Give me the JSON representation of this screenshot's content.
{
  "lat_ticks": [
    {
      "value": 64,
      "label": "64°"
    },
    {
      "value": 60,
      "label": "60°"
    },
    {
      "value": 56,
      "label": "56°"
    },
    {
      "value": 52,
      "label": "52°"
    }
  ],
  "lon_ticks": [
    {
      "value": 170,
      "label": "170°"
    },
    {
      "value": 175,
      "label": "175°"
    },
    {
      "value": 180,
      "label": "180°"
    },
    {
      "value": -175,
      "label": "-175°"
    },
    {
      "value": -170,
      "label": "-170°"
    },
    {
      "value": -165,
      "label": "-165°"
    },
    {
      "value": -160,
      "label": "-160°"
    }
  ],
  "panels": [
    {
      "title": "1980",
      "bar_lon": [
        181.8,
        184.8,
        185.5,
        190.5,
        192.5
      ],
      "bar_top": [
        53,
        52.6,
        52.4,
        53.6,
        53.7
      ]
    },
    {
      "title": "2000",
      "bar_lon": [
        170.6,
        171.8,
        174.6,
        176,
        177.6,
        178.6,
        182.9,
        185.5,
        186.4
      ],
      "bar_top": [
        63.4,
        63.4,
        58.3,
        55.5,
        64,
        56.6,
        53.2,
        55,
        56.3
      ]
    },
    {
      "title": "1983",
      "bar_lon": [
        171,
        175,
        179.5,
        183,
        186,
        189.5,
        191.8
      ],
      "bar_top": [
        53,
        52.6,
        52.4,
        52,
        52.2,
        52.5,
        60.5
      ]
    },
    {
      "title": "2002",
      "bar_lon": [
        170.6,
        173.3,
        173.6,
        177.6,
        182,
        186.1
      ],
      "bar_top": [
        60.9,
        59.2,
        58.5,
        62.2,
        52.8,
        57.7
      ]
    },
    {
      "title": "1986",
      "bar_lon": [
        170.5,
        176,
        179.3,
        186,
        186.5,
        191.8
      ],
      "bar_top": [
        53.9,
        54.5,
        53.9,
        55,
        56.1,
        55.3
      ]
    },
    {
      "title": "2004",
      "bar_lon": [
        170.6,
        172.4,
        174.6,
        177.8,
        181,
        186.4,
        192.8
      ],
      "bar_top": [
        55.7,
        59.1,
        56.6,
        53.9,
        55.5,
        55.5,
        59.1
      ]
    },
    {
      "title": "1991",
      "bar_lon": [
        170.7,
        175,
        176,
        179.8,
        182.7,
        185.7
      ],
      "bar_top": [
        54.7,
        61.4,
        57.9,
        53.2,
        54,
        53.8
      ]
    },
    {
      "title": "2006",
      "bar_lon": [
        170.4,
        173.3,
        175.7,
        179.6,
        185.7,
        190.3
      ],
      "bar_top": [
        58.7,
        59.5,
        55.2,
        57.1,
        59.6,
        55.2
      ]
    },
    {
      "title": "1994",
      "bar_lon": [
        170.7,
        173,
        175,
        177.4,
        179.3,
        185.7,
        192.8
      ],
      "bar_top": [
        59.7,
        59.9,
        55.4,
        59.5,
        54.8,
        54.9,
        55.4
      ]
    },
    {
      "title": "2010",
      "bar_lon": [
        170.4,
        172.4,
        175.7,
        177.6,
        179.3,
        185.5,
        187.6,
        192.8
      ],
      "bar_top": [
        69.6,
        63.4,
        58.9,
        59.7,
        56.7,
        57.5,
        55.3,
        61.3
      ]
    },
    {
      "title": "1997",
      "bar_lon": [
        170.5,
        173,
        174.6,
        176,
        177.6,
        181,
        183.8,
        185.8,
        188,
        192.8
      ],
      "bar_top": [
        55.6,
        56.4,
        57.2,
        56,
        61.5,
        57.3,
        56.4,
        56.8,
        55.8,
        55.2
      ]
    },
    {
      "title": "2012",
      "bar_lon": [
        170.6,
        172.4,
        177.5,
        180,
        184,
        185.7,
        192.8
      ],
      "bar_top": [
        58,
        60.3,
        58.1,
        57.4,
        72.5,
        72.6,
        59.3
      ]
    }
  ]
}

- - -

§ **OBJECTIVE**:
Take the lines above and print them exactly.

§ **RESPONSE TO THIS TASK**:
Give me the JSON representation of this screenshot's content.
{
  "lat_ticks": [
    {
      "value": 64,
      "label": "64°"
    },
    {
      "value": 60,
      "label": "60°"
    },
    {
      "value": 56,
      "label": "56°"
    },
    {
      "value": 52,
      "label": "52°"
    }
  ],
  "lon_ticks": [
    {
      "value": 170,
      "label": "170°"
    },
    {
      "value": 175,
      "label": "175°"
    },
    {
      "value": 180,
      "label": "180°"
    },
    {
      "value": -175,
      "label": "-175°"
    },
    {
      "value": -170,
      "label": "-170°"
    },
    {
      "value": -165,
      "label": "-165°"
    },
    {
      "value": -160,
      "label": "-160°"
    }
  ],
  "panels": [
    {
      "title": "1980",
      "bar_lon": [
        181.8,
        184.8,
        185.5,
        190.5,
        192.5
      ],
      "bar_top": [
        53,
        52.6,
        52.4,
        53.6,
        53.7
      ]
    },
    {
      "title": "2000",
      "bar_lon": [
        170.6,
        171.8,
        174.6,
        176,
        177.6,
        178.6,
        182.9,
        185.5,
        186.4
      ],
      "bar_top": [
        63.4,
        63.4,
        58.3,
        55.5,
        64,
        56.6,
        53.2,
        55,
        56.3
      ]
    },
    {
      "title": "1983",
      "bar_lon": [
        171,
        175,
        179.5,
        183,
        186,
        189.5,
        191.8
      ],
      "bar_top": [
        53,
        52.6,
        52.4,
        52,
        52.2,
        52.5,
        60.5
      ]
    },
    {
      "title": "2002",
      "bar_lon": [
        170.6,
        173.3,
        173.6,
        177.6,
        182,
        186.1
      ],
      "bar_top": [
        60.9,
        59.2,
        58.5,
        62.2,
        52.8,
        57.7
      ]
    },
    {
      "title": "1986",
      "bar_lon": [
        170.5,
        176,
        179.3,
        186,
        186.5,
        191.8
      ],
      "bar_top": [
        53.9,
        54.5,
        53.9,
        55,
        56.1,
        55.3
      ]
    },
    {
      "title": "2004",
      "bar_lon": [
        170.6,
        172.4,
        174.6,
        177.8,
        181,
        186.4,
        192.8
      ],
      "bar_top": [
        55.7,
        59.1,
        56.6,
        53.9,
        55.5,
        55.5,
        59.1
      ]
    },
    {
      "title": "1991",
      "bar_lon": [
        170.7,
        175,
        176,
        179.8,
        182.7,
        185.7
      ],
      "bar_top": [
        54.7,
        61.4,
        57.9,
        53.2,
        54,
        53.8
      ]
    },
    {
      "title": "2006",
      "bar_lon": [
        170.4,
        173.3,
        175.7,
        179.6,
        185.7,
        190.3
      ],
      "bar_top": [
        58.7,
        59.5,
        55.2,
        57.1,
        59.6,
        55.2
      ]
    },
    {
      "title": "1994",
      "bar_lon": [
        170.7,
        173,
        175,
        177.4,
        179.3,
        185.7,
        192.8
      ],
      "bar_top": [
        59.7,
        59.9,
        55.4,
        59.5,
        54.8,
        54.9,
        55.4
      ]
    },
    {
      "title": "2010",
      "bar_lon": [
        170.4,
        172.4,
        175.7,
        177.6,
        179.3,
        185.5,
        187.6,
        192.8
      ],
      "bar_top": [
        69.6,
        63.4,
        58.9,
        59.7,
        56.7,
        57.5,
        55.3,
        61.3
      ]
    },
    {
      "title": "1997",
      "bar_lon": [
        170.5,
        173,
        174.6,
        176,
        177.6,
        181,
        183.8,
        185.8,
        188,
        192.8
      ],
      "bar_top": [
        55.6,
        56.4,
        57.2,
        56,
        61.5,
        57.3,
        56.4,
        56.8,
        55.8,
        55.2
      ]
    },
    {
      "title": "2012",
      "bar_lon": [
        170.6,
        172.4,
        177.5,
        180,
        184,
        185.7,
        192.8
      ],
      "bar_top": [
        58,
        60.3,
        58.1,
        57.4,
        72.5,
        72.6,
        59.3
      ]
    }
  ]
}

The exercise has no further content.